[Records excerpted from a collection]

>>>

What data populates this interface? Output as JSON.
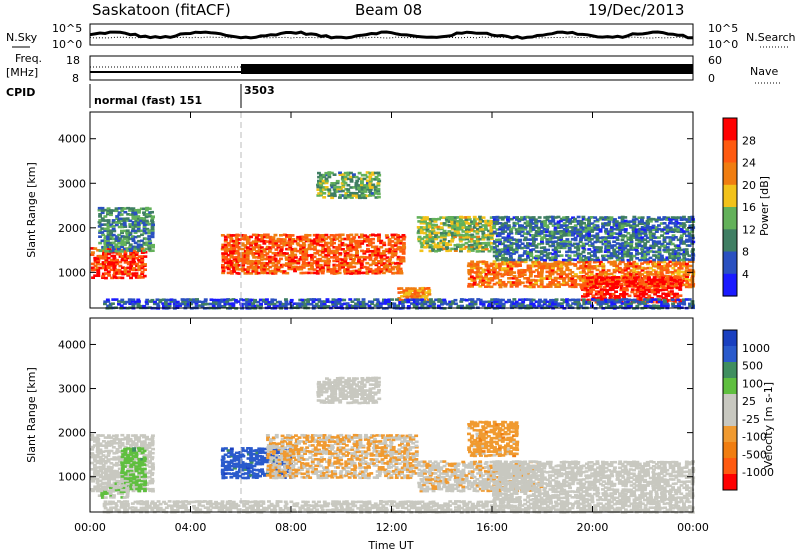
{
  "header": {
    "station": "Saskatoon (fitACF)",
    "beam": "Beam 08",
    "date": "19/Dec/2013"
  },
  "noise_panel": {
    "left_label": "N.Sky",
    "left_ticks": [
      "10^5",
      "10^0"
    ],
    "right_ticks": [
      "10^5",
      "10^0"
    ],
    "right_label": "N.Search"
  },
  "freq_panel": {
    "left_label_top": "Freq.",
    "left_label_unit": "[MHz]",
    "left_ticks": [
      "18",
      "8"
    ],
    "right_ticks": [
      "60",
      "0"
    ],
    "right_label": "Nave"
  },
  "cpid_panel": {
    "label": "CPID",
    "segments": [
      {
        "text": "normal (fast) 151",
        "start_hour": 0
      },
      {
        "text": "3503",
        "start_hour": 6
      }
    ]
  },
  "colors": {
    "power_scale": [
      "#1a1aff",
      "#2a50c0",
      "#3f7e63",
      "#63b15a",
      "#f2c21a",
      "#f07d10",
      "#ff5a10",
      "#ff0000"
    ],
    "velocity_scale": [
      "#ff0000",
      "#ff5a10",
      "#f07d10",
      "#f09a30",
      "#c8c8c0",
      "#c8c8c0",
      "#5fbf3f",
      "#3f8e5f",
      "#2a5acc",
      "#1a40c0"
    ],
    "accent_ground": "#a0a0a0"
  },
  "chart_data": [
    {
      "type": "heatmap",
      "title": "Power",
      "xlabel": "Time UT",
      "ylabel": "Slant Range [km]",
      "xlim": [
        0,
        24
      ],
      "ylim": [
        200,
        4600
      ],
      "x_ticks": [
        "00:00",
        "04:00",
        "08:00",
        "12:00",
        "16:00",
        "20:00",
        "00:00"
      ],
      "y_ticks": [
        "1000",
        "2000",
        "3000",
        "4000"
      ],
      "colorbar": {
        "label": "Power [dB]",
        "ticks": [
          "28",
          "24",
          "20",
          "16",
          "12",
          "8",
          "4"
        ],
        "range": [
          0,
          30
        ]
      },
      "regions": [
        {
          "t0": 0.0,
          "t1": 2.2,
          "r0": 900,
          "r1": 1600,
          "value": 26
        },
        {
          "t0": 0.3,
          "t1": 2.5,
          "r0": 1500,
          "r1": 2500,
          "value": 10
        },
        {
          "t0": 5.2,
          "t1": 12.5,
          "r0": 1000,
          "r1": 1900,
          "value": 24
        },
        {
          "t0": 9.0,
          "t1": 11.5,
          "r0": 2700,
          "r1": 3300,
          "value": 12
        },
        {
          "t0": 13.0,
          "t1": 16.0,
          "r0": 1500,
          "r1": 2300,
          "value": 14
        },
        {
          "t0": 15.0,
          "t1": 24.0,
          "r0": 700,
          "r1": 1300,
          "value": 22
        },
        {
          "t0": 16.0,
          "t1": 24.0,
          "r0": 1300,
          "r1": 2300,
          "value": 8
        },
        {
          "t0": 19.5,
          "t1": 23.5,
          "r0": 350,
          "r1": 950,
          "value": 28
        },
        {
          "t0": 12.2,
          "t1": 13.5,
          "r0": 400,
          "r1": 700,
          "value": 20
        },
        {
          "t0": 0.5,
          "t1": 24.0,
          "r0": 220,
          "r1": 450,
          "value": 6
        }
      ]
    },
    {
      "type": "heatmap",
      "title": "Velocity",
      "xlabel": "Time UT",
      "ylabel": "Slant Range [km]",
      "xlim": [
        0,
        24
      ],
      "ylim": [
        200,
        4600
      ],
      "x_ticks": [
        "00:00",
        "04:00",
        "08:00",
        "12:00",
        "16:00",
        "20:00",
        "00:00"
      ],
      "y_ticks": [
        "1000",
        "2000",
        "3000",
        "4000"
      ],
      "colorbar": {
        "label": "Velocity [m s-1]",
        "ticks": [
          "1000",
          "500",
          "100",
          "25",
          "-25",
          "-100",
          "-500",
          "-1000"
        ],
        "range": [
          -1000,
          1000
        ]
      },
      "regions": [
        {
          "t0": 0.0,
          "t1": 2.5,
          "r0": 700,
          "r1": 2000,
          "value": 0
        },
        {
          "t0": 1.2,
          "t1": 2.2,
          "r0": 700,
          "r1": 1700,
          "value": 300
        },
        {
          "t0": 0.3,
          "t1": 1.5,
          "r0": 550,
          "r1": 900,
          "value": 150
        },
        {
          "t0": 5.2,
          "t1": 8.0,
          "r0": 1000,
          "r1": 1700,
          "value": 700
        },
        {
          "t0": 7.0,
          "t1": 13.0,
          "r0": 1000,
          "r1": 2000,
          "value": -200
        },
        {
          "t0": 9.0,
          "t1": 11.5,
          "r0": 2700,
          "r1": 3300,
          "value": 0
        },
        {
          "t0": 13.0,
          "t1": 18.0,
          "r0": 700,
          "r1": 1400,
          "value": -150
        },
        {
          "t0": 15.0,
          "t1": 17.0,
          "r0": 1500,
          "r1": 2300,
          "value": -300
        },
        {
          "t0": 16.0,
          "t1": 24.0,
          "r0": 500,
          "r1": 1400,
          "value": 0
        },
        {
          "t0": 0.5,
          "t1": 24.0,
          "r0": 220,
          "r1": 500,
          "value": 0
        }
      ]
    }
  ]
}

<<<

◆ What to produce:
Restate the data above word for word. Do not include the images.

◆ Output for this task:
What data populates this interface? Output as JSON.
{
  "header": {
    "station": "Saskatoon (fitACF)",
    "beam": "Beam 08",
    "date": "19/Dec/2013"
  },
  "noise_panel": {
    "left_label": "N.Sky",
    "left_ticks": [
      "10^5",
      "10^0"
    ],
    "right_ticks": [
      "10^5",
      "10^0"
    ],
    "right_label": "N.Search"
  },
  "freq_panel": {
    "left_label_top": "Freq.",
    "left_label_unit": "[MHz]",
    "left_ticks": [
      "18",
      "8"
    ],
    "right_ticks": [
      "60",
      "0"
    ],
    "right_label": "Nave"
  },
  "cpid_panel": {
    "label": "CPID",
    "segments": [
      {
        "text": "normal (fast) 151",
        "start_hour": 0
      },
      {
        "text": "3503",
        "start_hour": 6
      }
    ]
  },
  "colors": {
    "power_scale": [
      "#1a1aff",
      "#2a50c0",
      "#3f7e63",
      "#63b15a",
      "#f2c21a",
      "#f07d10",
      "#ff5a10",
      "#ff0000"
    ],
    "velocity_scale": [
      "#ff0000",
      "#ff5a10",
      "#f07d10",
      "#f09a30",
      "#c8c8c0",
      "#c8c8c0",
      "#5fbf3f",
      "#3f8e5f",
      "#2a5acc",
      "#1a40c0"
    ],
    "accent_ground": "#a0a0a0"
  },
  "chart_data": [
    {
      "type": "heatmap",
      "title": "Power",
      "xlabel": "Time UT",
      "ylabel": "Slant Range [km]",
      "xlim": [
        0,
        24
      ],
      "ylim": [
        200,
        4600
      ],
      "x_ticks": [
        "00:00",
        "04:00",
        "08:00",
        "12:00",
        "16:00",
        "20:00",
        "00:00"
      ],
      "y_ticks": [
        "1000",
        "2000",
        "3000",
        "4000"
      ],
      "colorbar": {
        "label": "Power [dB]",
        "ticks": [
          "28",
          "24",
          "20",
          "16",
          "12",
          "8",
          "4"
        ],
        "range": [
          0,
          30
        ]
      },
      "regions": [
        {
          "t0": 0.0,
          "t1": 2.2,
          "r0": 900,
          "r1": 1600,
          "value": 26
        },
        {
          "t0": 0.3,
          "t1": 2.5,
          "r0": 1500,
          "r1": 2500,
          "value": 10
        },
        {
          "t0": 5.2,
          "t1": 12.5,
          "r0": 1000,
          "r1": 1900,
          "value": 24
        },
        {
          "t0": 9.0,
          "t1": 11.5,
          "r0": 2700,
          "r1": 3300,
          "value": 12
        },
        {
          "t0": 13.0,
          "t1": 16.0,
          "r0": 1500,
          "r1": 2300,
          "value": 14
        },
        {
          "t0": 15.0,
          "t1": 24.0,
          "r0": 700,
          "r1": 1300,
          "value": 22
        },
        {
          "t0": 16.0,
          "t1": 24.0,
          "r0": 1300,
          "r1": 2300,
          "value": 8
        },
        {
          "t0": 19.5,
          "t1": 23.5,
          "r0": 350,
          "r1": 950,
          "value": 28
        },
        {
          "t0": 12.2,
          "t1": 13.5,
          "r0": 400,
          "r1": 700,
          "value": 20
        },
        {
          "t0": 0.5,
          "t1": 24.0,
          "r0": 220,
          "r1": 450,
          "value": 6
        }
      ]
    },
    {
      "type": "heatmap",
      "title": "Velocity",
      "xlabel": "Time UT",
      "ylabel": "Slant Range [km]",
      "xlim": [
        0,
        24
      ],
      "ylim": [
        200,
        4600
      ],
      "x_ticks": [
        "00:00",
        "04:00",
        "08:00",
        "12:00",
        "16:00",
        "20:00",
        "00:00"
      ],
      "y_ticks": [
        "1000",
        "2000",
        "3000",
        "4000"
      ],
      "colorbar": {
        "label": "Velocity [m s-1]",
        "ticks": [
          "1000",
          "500",
          "100",
          "25",
          "-25",
          "-100",
          "-500",
          "-1000"
        ],
        "range": [
          -1000,
          1000
        ]
      },
      "regions": [
        {
          "t0": 0.0,
          "t1": 2.5,
          "r0": 700,
          "r1": 2000,
          "value": 0
        },
        {
          "t0": 1.2,
          "t1": 2.2,
          "r0": 700,
          "r1": 1700,
          "value": 300
        },
        {
          "t0": 0.3,
          "t1": 1.5,
          "r0": 550,
          "r1": 900,
          "value": 150
        },
        {
          "t0": 5.2,
          "t1": 8.0,
          "r0": 1000,
          "r1": 1700,
          "value": 700
        },
        {
          "t0": 7.0,
          "t1": 13.0,
          "r0": 1000,
          "r1": 2000,
          "value": -200
        },
        {
          "t0": 9.0,
          "t1": 11.5,
          "r0": 2700,
          "r1": 3300,
          "value": 0
        },
        {
          "t0": 13.0,
          "t1": 18.0,
          "r0": 700,
          "r1": 1400,
          "value": -150
        },
        {
          "t0": 15.0,
          "t1": 17.0,
          "r0": 1500,
          "r1": 2300,
          "value": -300
        },
        {
          "t0": 16.0,
          "t1": 24.0,
          "r0": 500,
          "r1": 1400,
          "value": 0
        },
        {
          "t0": 0.5,
          "t1": 24.0,
          "r0": 220,
          "r1": 500,
          "value": 0
        }
      ]
    }
  ]
}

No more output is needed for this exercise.